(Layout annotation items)
## Begin
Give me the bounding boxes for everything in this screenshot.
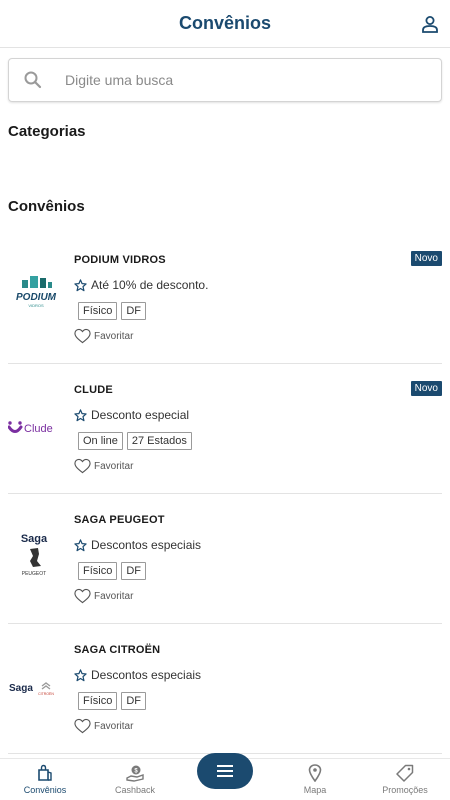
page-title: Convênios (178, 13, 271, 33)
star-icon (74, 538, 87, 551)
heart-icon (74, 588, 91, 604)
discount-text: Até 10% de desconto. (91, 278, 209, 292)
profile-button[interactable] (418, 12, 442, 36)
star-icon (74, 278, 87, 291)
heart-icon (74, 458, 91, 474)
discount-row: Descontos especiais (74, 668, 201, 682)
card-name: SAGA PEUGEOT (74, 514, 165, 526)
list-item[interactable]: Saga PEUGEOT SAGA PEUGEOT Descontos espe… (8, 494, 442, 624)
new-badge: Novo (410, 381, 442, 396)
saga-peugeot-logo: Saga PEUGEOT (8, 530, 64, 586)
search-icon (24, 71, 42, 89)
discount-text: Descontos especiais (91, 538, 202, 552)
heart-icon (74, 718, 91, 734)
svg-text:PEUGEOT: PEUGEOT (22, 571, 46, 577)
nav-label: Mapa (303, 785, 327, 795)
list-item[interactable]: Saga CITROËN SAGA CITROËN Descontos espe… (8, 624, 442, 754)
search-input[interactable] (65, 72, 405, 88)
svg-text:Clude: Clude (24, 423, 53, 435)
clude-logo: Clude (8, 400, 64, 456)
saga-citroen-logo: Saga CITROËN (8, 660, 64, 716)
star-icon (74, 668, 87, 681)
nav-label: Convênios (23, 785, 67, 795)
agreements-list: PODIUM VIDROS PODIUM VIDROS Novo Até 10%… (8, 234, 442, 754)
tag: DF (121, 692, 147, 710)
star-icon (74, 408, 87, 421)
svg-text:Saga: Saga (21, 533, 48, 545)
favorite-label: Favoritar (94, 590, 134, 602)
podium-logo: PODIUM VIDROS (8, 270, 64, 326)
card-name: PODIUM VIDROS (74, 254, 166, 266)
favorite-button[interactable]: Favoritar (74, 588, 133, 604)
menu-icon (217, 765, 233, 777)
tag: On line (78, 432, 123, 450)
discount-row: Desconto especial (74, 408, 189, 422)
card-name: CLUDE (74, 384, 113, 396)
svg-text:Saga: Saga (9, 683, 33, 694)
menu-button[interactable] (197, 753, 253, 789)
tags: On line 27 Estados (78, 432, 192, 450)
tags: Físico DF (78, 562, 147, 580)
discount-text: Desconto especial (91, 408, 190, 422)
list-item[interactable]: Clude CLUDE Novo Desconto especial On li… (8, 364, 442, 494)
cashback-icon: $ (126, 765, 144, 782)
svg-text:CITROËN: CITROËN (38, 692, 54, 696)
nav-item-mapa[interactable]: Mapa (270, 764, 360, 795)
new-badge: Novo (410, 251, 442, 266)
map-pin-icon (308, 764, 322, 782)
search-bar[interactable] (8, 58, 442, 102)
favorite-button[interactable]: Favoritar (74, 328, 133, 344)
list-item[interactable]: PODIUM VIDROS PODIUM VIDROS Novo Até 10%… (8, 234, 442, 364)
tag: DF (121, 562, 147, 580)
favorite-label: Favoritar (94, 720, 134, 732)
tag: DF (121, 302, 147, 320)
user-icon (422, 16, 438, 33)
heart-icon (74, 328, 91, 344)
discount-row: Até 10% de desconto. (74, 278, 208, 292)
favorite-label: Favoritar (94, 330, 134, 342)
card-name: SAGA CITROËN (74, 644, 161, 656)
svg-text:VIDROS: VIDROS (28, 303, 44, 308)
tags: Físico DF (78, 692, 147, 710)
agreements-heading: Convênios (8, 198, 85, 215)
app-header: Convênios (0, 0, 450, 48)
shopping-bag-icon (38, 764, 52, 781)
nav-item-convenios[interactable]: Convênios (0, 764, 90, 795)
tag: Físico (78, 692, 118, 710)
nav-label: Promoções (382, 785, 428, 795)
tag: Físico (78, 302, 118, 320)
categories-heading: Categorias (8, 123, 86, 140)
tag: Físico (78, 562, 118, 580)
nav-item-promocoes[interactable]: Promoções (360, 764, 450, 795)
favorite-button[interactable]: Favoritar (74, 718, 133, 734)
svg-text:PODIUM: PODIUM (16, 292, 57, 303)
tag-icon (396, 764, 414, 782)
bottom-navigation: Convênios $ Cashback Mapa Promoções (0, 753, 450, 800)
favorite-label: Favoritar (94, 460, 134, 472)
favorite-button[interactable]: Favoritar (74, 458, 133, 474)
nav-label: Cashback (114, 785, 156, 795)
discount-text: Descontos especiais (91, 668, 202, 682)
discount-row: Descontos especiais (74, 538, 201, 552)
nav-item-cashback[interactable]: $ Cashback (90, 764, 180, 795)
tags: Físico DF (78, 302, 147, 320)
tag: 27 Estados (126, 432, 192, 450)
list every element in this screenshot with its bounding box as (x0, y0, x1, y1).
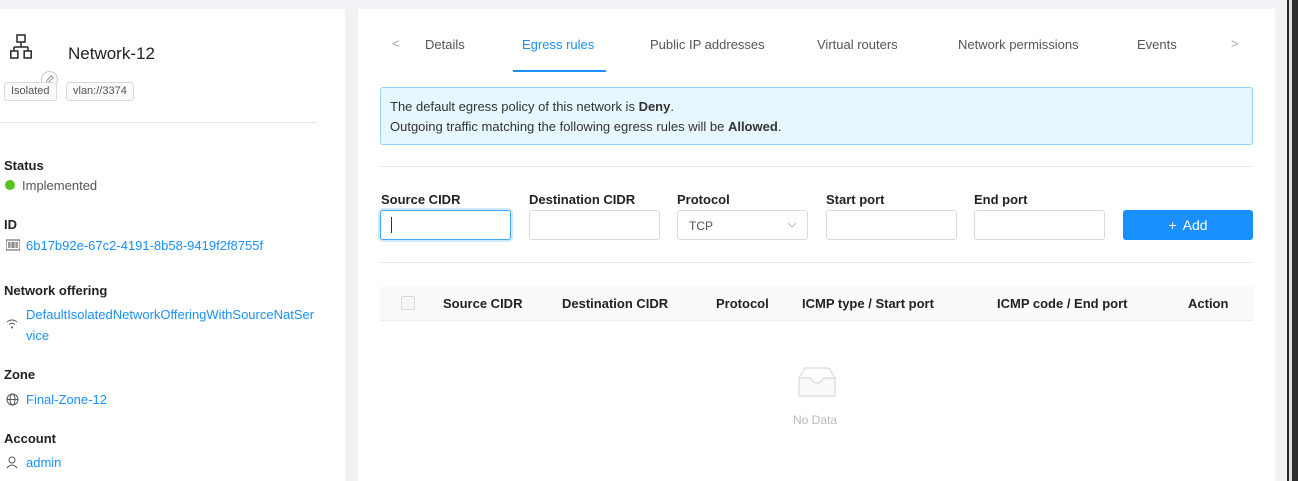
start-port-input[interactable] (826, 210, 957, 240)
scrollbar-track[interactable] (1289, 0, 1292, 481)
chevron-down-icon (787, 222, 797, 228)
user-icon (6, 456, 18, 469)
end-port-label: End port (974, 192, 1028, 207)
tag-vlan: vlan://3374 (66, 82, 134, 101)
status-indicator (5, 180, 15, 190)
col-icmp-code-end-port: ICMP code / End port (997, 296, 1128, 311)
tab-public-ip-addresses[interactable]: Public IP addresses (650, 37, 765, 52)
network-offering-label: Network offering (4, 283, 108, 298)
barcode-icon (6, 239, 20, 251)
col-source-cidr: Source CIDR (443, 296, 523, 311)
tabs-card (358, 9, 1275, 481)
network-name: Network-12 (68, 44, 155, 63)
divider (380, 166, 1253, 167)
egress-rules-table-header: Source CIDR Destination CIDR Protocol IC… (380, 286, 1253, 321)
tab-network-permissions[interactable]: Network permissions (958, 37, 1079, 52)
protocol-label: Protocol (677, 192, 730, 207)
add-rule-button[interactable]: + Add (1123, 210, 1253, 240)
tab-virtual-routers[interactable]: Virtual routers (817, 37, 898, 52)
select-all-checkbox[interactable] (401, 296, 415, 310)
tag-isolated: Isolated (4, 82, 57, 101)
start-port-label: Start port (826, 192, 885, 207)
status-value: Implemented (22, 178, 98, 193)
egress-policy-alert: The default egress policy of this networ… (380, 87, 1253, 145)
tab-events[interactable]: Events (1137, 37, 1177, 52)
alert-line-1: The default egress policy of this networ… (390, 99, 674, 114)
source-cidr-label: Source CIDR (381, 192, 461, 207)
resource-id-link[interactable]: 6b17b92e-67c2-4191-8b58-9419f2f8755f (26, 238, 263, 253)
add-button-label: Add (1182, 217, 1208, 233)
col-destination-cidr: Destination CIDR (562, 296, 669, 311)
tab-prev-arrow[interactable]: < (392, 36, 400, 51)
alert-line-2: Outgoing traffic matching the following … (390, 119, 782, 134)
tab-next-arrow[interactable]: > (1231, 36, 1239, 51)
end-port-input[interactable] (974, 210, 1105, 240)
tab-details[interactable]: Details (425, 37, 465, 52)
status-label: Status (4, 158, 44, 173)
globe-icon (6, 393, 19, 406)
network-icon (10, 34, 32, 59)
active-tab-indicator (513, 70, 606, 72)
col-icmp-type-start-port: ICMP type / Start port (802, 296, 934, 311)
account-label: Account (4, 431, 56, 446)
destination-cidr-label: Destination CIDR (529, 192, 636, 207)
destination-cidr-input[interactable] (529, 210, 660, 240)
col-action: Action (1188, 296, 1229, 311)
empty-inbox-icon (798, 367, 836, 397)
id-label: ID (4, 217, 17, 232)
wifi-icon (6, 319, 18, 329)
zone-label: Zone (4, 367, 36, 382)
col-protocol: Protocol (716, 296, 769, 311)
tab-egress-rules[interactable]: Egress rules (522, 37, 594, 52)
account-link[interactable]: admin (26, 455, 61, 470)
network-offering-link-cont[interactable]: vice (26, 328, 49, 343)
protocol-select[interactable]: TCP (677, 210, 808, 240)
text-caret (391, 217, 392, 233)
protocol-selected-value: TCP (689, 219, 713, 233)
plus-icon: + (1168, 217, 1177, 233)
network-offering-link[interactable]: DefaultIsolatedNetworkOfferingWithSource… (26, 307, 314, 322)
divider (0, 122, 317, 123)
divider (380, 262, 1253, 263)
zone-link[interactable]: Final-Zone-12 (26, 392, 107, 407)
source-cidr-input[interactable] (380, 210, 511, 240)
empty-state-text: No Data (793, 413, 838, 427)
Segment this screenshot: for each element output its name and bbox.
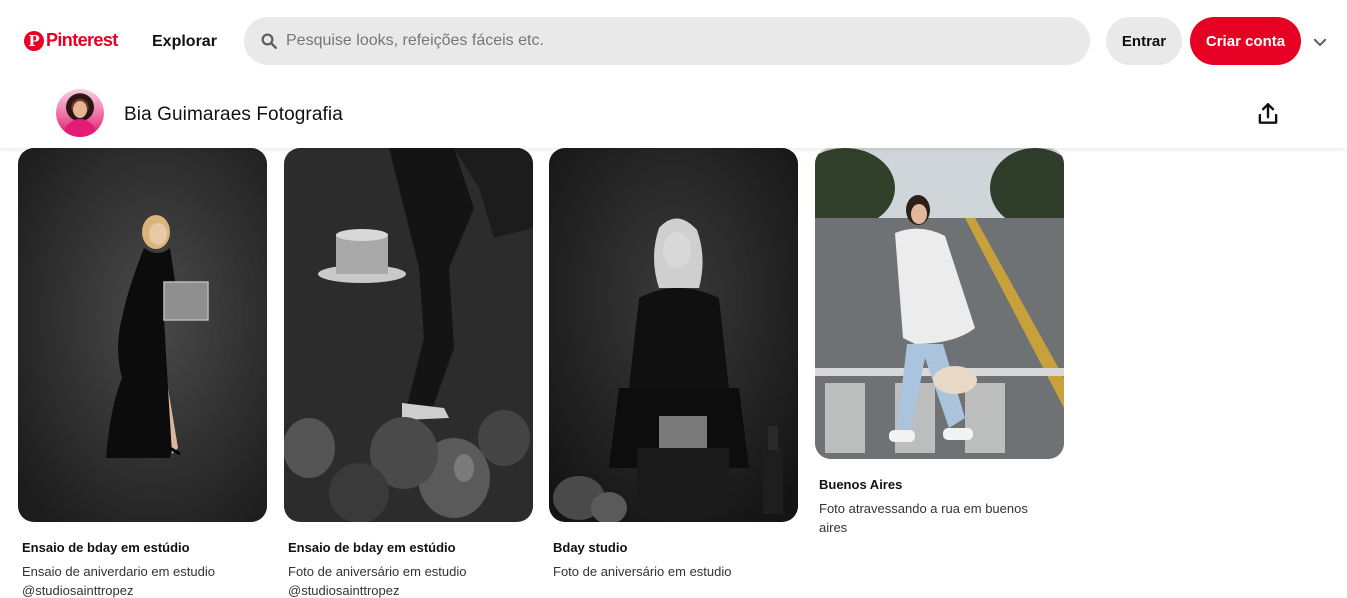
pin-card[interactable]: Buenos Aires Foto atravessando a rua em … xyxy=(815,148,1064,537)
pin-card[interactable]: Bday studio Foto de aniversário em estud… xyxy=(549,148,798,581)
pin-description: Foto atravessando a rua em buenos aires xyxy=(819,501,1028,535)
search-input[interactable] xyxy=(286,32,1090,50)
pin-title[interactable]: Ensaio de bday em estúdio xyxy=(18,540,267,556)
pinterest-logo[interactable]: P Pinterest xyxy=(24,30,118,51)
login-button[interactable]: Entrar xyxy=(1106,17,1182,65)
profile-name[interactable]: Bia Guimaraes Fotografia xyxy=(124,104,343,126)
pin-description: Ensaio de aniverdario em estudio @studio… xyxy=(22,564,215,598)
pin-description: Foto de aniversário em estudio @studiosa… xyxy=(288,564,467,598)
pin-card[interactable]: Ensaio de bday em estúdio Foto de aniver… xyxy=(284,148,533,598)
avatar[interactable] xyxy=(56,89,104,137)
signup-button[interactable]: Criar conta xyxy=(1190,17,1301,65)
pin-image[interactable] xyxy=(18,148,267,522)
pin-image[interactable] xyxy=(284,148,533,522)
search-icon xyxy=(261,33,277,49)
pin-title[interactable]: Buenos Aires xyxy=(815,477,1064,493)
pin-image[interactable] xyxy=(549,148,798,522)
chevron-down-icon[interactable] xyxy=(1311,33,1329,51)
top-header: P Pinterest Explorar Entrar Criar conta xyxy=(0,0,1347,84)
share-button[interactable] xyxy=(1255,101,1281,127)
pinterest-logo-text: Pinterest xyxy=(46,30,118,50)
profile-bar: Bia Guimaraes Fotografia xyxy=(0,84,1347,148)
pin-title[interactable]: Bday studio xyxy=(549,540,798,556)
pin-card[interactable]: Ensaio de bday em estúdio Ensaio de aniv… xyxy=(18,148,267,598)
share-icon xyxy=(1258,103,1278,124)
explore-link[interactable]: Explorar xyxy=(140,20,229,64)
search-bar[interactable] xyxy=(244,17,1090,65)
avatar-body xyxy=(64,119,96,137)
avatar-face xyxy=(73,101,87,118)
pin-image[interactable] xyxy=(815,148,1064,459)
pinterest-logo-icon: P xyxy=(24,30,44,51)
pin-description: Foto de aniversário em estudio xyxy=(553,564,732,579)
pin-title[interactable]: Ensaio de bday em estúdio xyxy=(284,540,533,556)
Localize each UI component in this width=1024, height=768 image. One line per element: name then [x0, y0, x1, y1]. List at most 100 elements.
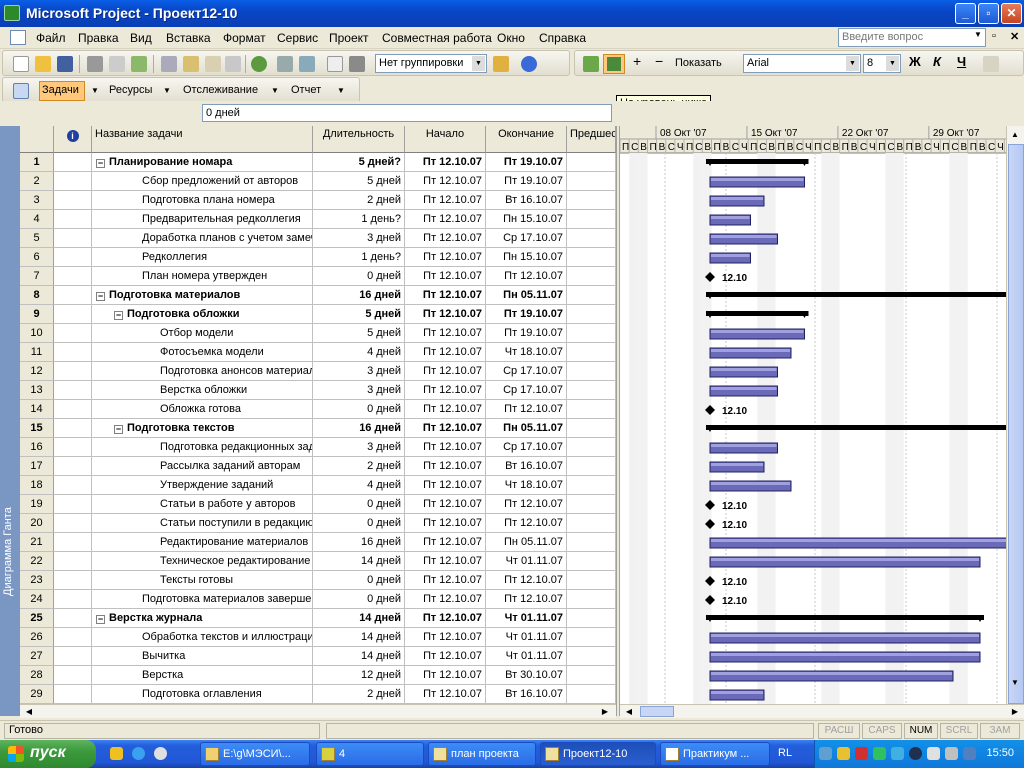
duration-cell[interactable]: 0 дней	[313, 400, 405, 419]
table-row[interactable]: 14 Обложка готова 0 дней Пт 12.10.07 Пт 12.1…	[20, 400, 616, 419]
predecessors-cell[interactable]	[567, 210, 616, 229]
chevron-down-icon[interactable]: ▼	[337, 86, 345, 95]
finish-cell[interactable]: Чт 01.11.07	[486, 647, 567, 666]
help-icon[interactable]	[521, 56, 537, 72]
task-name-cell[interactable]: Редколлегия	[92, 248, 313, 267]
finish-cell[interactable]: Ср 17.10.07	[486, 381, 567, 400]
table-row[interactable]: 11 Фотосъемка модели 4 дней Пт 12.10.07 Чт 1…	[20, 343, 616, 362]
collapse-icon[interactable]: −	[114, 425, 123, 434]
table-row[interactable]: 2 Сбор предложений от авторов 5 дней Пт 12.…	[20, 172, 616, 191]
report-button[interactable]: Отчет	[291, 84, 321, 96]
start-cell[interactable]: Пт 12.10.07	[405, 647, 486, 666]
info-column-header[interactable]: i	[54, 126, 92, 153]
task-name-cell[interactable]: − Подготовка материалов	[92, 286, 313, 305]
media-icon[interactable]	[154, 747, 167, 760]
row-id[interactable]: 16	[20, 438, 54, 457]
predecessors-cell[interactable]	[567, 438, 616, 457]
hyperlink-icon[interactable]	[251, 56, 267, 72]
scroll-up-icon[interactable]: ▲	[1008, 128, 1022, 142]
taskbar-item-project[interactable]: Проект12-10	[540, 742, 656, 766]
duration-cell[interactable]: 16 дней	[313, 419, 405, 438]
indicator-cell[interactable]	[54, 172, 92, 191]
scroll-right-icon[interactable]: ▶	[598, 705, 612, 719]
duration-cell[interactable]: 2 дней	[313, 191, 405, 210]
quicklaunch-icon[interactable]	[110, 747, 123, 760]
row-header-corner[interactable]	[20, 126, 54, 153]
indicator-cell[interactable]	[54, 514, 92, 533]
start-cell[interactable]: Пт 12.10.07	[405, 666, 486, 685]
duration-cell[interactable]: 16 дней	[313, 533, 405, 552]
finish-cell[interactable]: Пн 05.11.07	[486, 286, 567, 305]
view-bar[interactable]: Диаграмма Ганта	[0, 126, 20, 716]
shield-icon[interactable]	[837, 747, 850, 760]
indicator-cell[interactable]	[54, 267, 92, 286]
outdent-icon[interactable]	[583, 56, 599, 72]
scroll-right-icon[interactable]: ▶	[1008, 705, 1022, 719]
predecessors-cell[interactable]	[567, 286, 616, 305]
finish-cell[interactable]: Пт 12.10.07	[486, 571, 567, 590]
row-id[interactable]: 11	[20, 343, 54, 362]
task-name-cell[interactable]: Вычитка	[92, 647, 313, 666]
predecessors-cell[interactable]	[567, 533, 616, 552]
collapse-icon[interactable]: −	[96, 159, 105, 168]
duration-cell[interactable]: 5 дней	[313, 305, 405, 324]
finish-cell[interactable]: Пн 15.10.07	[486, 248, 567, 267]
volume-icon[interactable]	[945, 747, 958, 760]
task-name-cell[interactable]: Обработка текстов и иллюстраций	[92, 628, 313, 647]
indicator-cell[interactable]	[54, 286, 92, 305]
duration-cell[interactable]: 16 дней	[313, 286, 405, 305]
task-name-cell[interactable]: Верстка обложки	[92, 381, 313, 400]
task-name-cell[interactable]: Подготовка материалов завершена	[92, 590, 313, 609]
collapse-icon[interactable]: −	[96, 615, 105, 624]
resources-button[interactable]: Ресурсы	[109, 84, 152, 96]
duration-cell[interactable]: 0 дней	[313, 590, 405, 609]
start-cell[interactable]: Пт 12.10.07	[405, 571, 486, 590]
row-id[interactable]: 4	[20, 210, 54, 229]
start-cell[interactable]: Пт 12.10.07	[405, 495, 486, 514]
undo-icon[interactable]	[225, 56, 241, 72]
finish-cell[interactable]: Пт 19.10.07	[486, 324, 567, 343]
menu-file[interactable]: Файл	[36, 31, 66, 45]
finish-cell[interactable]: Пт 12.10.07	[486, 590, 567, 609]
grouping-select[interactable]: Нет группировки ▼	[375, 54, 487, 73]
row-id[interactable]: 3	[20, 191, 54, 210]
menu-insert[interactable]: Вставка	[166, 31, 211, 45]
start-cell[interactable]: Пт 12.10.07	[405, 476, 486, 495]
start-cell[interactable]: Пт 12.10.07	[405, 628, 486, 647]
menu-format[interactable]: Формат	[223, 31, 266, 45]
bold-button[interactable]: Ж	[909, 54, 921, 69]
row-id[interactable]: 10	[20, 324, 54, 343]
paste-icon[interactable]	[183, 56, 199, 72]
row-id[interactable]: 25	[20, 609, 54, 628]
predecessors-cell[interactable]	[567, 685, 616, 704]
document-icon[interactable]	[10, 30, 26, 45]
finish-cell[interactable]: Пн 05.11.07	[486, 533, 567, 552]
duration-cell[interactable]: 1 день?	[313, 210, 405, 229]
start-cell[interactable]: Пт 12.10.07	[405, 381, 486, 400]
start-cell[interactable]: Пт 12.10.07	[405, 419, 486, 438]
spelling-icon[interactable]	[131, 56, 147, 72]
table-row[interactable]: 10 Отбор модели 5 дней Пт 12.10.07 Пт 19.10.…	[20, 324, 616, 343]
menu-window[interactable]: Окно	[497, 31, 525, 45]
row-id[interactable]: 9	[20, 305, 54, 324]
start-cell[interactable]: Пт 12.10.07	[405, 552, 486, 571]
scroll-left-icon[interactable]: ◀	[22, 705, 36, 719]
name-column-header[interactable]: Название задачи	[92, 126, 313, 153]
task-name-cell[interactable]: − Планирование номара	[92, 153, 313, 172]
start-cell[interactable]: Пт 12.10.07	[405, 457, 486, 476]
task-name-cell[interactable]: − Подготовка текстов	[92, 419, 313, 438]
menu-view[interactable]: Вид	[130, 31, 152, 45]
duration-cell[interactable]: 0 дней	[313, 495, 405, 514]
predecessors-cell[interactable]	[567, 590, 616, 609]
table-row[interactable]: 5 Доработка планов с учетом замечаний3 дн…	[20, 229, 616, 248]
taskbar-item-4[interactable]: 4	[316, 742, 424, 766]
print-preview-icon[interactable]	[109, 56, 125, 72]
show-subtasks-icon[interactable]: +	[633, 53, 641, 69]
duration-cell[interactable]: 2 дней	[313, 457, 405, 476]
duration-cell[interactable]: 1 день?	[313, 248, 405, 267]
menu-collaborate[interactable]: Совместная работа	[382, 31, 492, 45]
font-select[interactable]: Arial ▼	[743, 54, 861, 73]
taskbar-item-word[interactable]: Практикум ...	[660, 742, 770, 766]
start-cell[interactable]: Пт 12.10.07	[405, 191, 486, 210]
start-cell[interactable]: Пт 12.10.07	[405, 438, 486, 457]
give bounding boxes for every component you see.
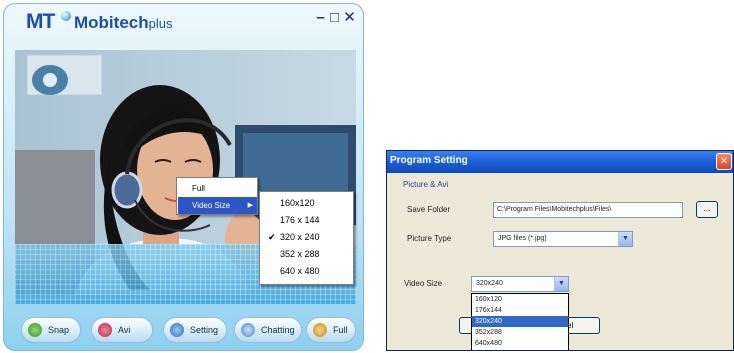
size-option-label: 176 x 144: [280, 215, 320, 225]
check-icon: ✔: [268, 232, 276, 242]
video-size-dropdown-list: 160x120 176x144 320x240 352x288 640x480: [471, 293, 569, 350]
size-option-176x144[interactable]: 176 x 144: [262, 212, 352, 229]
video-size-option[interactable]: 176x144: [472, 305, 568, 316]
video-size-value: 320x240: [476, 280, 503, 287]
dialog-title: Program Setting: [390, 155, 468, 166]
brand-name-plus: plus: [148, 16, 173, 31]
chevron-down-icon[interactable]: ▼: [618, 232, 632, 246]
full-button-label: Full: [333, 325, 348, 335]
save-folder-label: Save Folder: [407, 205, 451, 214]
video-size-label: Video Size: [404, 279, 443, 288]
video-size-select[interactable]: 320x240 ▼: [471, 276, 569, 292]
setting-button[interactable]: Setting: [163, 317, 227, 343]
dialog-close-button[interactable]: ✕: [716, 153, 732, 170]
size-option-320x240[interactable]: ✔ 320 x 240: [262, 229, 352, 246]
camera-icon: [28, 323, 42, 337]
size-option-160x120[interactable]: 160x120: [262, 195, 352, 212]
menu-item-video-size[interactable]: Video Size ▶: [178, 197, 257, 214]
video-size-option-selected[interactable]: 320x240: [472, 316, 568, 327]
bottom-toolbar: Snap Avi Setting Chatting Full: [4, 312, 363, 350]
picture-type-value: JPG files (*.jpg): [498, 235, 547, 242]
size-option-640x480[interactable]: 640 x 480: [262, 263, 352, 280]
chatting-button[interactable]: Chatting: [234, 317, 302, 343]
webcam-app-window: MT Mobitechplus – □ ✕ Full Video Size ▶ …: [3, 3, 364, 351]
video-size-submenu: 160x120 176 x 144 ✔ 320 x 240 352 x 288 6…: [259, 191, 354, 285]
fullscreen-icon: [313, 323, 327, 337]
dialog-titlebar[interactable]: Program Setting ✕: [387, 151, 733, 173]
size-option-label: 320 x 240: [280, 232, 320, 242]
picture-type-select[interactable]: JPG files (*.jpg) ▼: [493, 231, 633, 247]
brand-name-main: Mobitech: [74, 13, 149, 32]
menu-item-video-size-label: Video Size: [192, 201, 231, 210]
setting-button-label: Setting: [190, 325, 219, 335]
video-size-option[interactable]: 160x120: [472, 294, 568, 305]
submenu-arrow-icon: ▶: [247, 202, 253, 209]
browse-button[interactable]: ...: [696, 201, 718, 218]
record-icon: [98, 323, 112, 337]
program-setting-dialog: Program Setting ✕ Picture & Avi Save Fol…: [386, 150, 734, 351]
## End
_Directions for this task_
Can you put the lines of the items above, from the line containing "size-option-label: 176 x" up to and including the line containing "video-size-option[interactable]: 176x144: [472, 305, 568, 316]", into a Markdown table with the columns Row and Line, one numbered row per line, leaving out any blank lines?

_Result of this task_
| Row | Line |
|---|---|
| 1 | size-option-label: 176 x 144: [280, 215, 320, 225] |
| 2 | check-icon: ✔: [268, 232, 276, 242] |
| 3 | video-size-dropdown-list: 160x120 176x144 320x240 352x288 640x480: [471, 293, 569, 350] |
| 4 | size-option-176x144[interactable]: 176 x 144: [262, 212, 352, 229] |
| 5 | video-size-option[interactable]: 176x144: [472, 305, 568, 316] |